Records from a dataset:
* BEGIN *

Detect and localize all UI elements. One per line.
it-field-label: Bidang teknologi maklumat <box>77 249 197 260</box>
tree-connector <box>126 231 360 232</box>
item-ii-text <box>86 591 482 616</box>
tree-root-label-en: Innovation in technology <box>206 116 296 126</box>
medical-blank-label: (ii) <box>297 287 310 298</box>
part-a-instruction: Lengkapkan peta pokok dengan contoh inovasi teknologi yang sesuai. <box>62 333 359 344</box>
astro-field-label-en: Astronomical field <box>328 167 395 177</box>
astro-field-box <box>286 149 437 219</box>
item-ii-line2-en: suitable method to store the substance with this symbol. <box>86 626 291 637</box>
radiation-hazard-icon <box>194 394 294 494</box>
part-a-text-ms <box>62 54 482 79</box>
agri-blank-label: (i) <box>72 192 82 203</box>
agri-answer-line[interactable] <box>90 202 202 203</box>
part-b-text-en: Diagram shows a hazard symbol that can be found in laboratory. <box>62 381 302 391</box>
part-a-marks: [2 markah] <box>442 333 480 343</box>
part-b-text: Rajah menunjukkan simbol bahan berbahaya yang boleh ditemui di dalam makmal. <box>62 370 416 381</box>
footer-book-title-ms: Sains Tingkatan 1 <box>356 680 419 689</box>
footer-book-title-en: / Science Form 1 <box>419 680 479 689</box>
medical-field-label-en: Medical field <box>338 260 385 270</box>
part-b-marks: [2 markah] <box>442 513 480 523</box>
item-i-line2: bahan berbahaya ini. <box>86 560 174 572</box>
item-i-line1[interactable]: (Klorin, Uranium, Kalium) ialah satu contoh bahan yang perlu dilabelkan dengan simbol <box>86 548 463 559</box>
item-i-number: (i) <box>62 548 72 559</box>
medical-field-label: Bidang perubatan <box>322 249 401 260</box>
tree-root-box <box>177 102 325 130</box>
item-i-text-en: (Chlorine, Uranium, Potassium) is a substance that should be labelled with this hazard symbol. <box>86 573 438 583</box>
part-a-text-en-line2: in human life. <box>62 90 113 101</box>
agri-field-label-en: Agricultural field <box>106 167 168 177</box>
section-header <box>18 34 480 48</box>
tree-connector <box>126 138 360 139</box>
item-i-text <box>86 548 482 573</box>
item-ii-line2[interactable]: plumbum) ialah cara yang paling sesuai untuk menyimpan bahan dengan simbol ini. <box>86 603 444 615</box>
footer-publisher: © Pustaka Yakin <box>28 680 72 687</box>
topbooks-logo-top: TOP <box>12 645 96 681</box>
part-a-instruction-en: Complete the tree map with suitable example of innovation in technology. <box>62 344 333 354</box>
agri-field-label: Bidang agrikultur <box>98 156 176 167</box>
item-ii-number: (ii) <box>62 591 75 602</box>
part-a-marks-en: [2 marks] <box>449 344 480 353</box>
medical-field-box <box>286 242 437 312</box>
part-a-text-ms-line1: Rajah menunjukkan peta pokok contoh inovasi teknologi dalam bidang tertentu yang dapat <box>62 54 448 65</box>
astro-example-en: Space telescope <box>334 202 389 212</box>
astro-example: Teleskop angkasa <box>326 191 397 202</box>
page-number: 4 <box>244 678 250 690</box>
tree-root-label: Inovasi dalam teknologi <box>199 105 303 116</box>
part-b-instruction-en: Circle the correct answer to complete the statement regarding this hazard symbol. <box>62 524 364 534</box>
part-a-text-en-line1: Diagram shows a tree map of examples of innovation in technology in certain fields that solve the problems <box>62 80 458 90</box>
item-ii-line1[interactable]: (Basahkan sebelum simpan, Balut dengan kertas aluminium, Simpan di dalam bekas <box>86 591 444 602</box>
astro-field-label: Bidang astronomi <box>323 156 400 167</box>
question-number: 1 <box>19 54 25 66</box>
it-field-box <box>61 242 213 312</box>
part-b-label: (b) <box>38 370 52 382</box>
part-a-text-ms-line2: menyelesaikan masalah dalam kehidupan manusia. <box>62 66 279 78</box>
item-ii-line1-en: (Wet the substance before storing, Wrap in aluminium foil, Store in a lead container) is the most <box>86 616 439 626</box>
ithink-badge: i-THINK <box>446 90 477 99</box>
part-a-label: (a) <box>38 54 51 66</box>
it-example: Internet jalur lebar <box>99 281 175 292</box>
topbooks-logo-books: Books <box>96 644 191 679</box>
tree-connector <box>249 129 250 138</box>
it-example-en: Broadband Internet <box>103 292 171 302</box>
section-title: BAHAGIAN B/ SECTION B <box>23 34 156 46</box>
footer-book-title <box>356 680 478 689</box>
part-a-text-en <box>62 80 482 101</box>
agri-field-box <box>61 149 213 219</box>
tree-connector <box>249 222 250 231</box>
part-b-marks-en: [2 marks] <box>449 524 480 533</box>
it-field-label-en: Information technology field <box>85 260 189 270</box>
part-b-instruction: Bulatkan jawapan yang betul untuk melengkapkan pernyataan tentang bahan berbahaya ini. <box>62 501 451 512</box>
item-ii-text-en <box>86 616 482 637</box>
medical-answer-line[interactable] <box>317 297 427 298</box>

* END *

• [Problem requirements]: Print every line of the data above, keeping each one unchanged and leaving none out.

• [Full solution]:
Detect and localize all UI elements. One per line.
it-field-label: Bidang teknologi maklumat <box>77 249 197 260</box>
tree-connector <box>126 231 360 232</box>
item-ii-text <box>86 591 482 616</box>
tree-root-label-en: Innovation in technology <box>206 116 296 126</box>
medical-blank-label: (ii) <box>297 287 310 298</box>
part-a-instruction: Lengkapkan peta pokok dengan contoh inovasi teknologi yang sesuai. <box>62 333 359 344</box>
astro-field-label-en: Astronomical field <box>328 167 395 177</box>
astro-field-box <box>286 149 437 219</box>
item-ii-line2-en: suitable method to store the substance with this symbol. <box>86 626 291 637</box>
radiation-hazard-icon <box>194 394 294 494</box>
part-a-text-ms <box>62 54 482 79</box>
agri-blank-label: (i) <box>72 192 82 203</box>
agri-answer-line[interactable] <box>90 202 202 203</box>
part-b-text-en: Diagram shows a hazard symbol that can be found in laboratory. <box>62 381 302 391</box>
part-a-marks: [2 markah] <box>442 333 480 343</box>
part-b-text: Rajah menunjukkan simbol bahan berbahaya yang boleh ditemui di dalam makmal. <box>62 370 416 381</box>
footer-book-title-ms: Sains Tingkatan 1 <box>356 680 419 689</box>
footer-book-title-en: / Science Form 1 <box>419 680 479 689</box>
medical-field-label-en: Medical field <box>338 260 385 270</box>
part-b-marks: [2 markah] <box>442 513 480 523</box>
item-i-line2: bahan berbahaya ini. <box>86 560 174 572</box>
item-i-line1[interactable]: (Klorin, Uranium, Kalium) ialah satu contoh bahan yang perlu dilabelkan dengan simbol <box>86 548 463 559</box>
item-i-number: (i) <box>62 548 72 559</box>
medical-field-label: Bidang perubatan <box>322 249 401 260</box>
tree-root-box <box>177 102 325 130</box>
item-i-text-en: (Chlorine, Uranium, Potassium) is a substance that should be labelled with this hazard symbol. <box>86 573 438 583</box>
part-a-text-en-line2: in human life. <box>62 90 113 101</box>
agri-field-label-en: Agricultural field <box>106 167 168 177</box>
section-header <box>18 34 480 48</box>
tree-connector <box>126 138 360 139</box>
item-i-text <box>86 548 482 573</box>
item-ii-line2[interactable]: plumbum) ialah cara yang paling sesuai untuk menyimpan bahan dengan simbol ini. <box>86 603 444 615</box>
footer-publisher: © Pustaka Yakin <box>28 680 72 687</box>
topbooks-logo-top: TOP <box>12 645 96 681</box>
part-a-instruction-en: Complete the tree map with suitable example of innovation in technology. <box>62 344 333 354</box>
agri-field-label: Bidang agrikultur <box>98 156 176 167</box>
item-ii-number: (ii) <box>62 591 75 602</box>
part-a-marks-en: [2 marks] <box>449 344 480 353</box>
medical-field-box <box>286 242 437 312</box>
part-a-text-ms-line1: Rajah menunjukkan peta pokok contoh inovasi teknologi dalam bidang tertentu yang dapat <box>62 54 448 65</box>
astro-example-en: Space telescope <box>334 202 389 212</box>
astro-example: Teleskop angkasa <box>326 191 397 202</box>
page-number: 4 <box>244 678 250 690</box>
tree-root-label: Inovasi dalam teknologi <box>199 105 303 116</box>
part-b-instruction-en: Circle the correct answer to complete the statement regarding this hazard symbol. <box>62 524 364 534</box>
part-a-text-en-line1: Diagram shows a tree map of examples of innovation in technology in certain fields that solve the problems <box>62 80 458 90</box>
item-ii-line1[interactable]: (Basahkan sebelum simpan, Balut dengan kertas aluminium, Simpan di dalam bekas <box>86 591 444 602</box>
astro-field-label: Bidang astronomi <box>323 156 400 167</box>
question-number: 1 <box>19 54 25 66</box>
it-field-box <box>61 242 213 312</box>
part-b-label: (b) <box>38 370 52 382</box>
part-a-text-ms-line2: menyelesaikan masalah dalam kehidupan manusia. <box>62 66 279 78</box>
item-ii-line1-en: (Wet the substance before storing, Wrap in aluminium foil, Store in a lead container) is the most <box>86 616 439 626</box>
ithink-badge: i-THINK <box>446 90 477 99</box>
part-a-label: (a) <box>38 54 51 66</box>
it-example: Internet jalur lebar <box>99 281 175 292</box>
topbooks-logo-books: Books <box>96 644 191 679</box>
tree-connector <box>249 129 250 138</box>
it-example-en: Broadband Internet <box>103 292 171 302</box>
section-title: BAHAGIAN B/ SECTION B <box>23 34 156 46</box>
footer-book-title <box>356 680 478 689</box>
part-a-text-en <box>62 80 482 101</box>
agri-field-box <box>61 149 213 219</box>
tree-connector <box>249 222 250 231</box>
part-b-marks-en: [2 marks] <box>449 524 480 533</box>
it-field-label-en: Information technology field <box>85 260 189 270</box>
part-b-instruction: Bulatkan jawapan yang betul untuk melengkapkan pernyataan tentang bahan berbahaya ini. <box>62 501 451 512</box>
item-ii-text-en <box>86 616 482 637</box>
medical-answer-line[interactable] <box>317 297 427 298</box>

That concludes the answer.